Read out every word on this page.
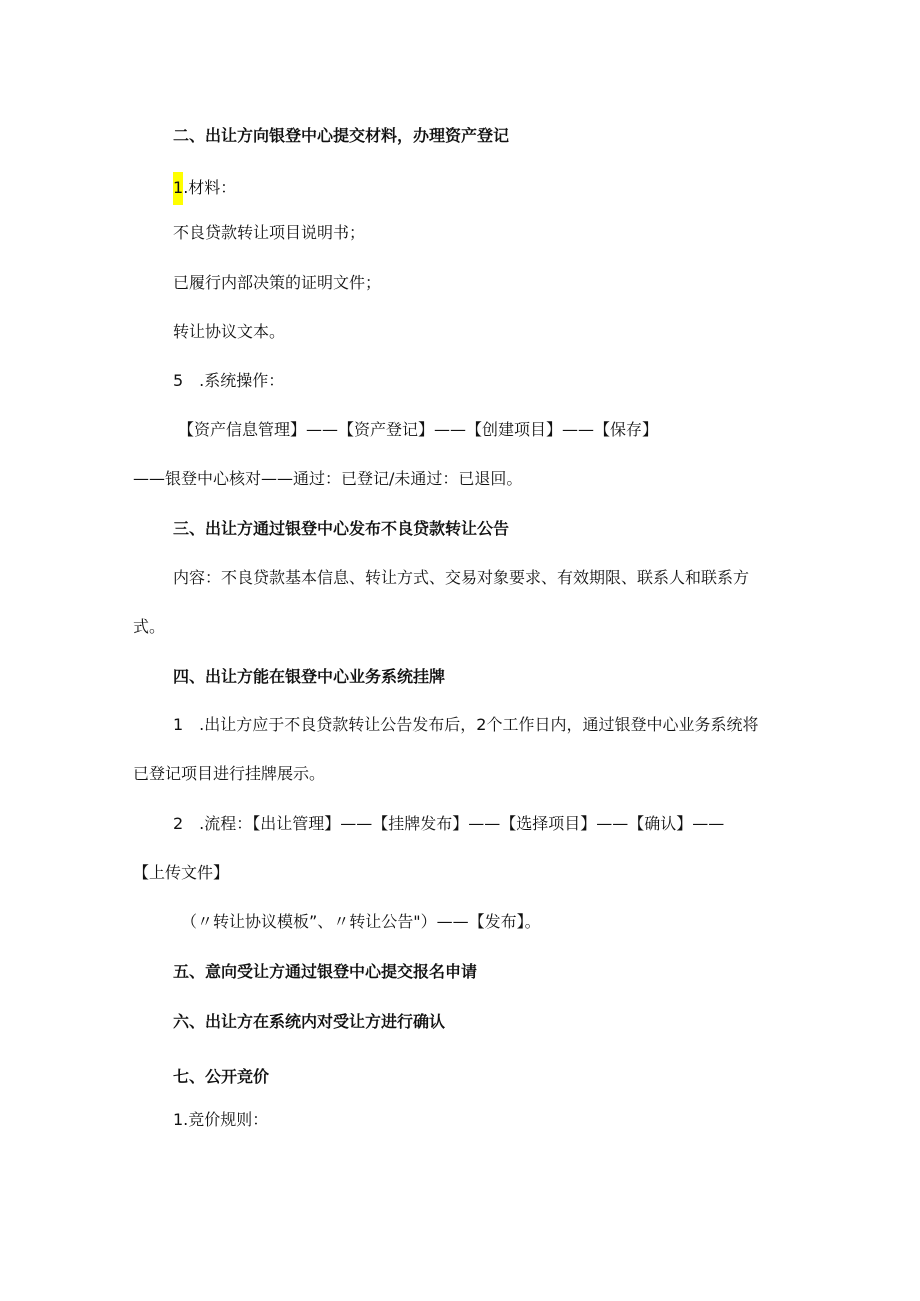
二、出让方向银登中心提交材料，办理资产登记

1.材料：

不良贷款转让项目说明书；

已履行内部决策的证明文件；

转让协议文本。

5　.系统操作：

【资产信息管理】——【资产登记】——【创建项目】——【保存】

——银登中心核对——通过：已登记/未通过：已退回。

三、出让方通过银登中心发布不良贷款转让公告

内容：不良贷款基本信息、转让方式、交易对象要求、有效期限、联系人和联系方

式。

四、出让方能在银登中心业务系统挂牌

1　.出让方应于不良贷款转让公告发布后，2个工作日内，通过银登中心业务系统将

已登记项目进行挂牌展示。

2　.流程：【出让管理】——【挂牌发布】——【选择项目】——【确认】——

【上传文件】

（〃转让协议模板”、〃转让公告"）——【发布】。

五、意向受让方通过银登中心提交报名申请

六、出让方在系统内对受让方进行确认

七、公开竞价

1.竞价规则：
· · · · ·
Repeat everything in the records precisely. Images are excluded from the copy.

◆ **Exercise result**:
Read out every word on this page.
二、出让方向银登中心提交材料，办理资产登记

1.材料：

不良贷款转让项目说明书；

已履行内部决策的证明文件；

转让协议文本。

5　.系统操作：

【资产信息管理】——【资产登记】——【创建项目】——【保存】

——银登中心核对——通过：已登记/未通过：已退回。

三、出让方通过银登中心发布不良贷款转让公告

内容：不良贷款基本信息、转让方式、交易对象要求、有效期限、联系人和联系方

式。

四、出让方能在银登中心业务系统挂牌

1　.出让方应于不良贷款转让公告发布后，2个工作日内，通过银登中心业务系统将

已登记项目进行挂牌展示。

2　.流程：【出让管理】——【挂牌发布】——【选择项目】——【确认】——

【上传文件】

（〃转让协议模板”、〃转让公告"）——【发布】。

五、意向受让方通过银登中心提交报名申请

六、出让方在系统内对受让方进行确认

七、公开竞价

1.竞价规则：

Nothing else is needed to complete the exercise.